start DATA IN THIS EXERCISE

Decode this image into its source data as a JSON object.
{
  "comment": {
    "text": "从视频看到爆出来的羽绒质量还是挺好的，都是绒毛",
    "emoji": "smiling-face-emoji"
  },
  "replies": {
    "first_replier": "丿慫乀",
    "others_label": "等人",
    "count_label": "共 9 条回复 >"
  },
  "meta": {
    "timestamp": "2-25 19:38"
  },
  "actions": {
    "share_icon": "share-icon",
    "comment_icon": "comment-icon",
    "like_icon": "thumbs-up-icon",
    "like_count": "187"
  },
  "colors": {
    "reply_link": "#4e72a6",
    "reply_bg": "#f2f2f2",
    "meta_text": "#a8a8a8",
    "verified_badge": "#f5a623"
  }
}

end DATA IN THIS EXERCISE

Repeat the lines above exactly.

ANSWER TO THIS EXERCISE:
Decode this image into its source data as a JSON object.
{
  "comment": {
    "text": "从视频看到爆出来的羽绒质量还是挺好的，都是绒毛",
    "emoji": "smiling-face-emoji"
  },
  "replies": {
    "first_replier": "丿慫乀",
    "others_label": "等人",
    "count_label": "共 9 条回复 >"
  },
  "meta": {
    "timestamp": "2-25 19:38"
  },
  "actions": {
    "share_icon": "share-icon",
    "comment_icon": "comment-icon",
    "like_icon": "thumbs-up-icon",
    "like_count": "187"
  },
  "colors": {
    "reply_link": "#4e72a6",
    "reply_bg": "#f2f2f2",
    "meta_text": "#a8a8a8",
    "verified_badge": "#f5a623"
  }
}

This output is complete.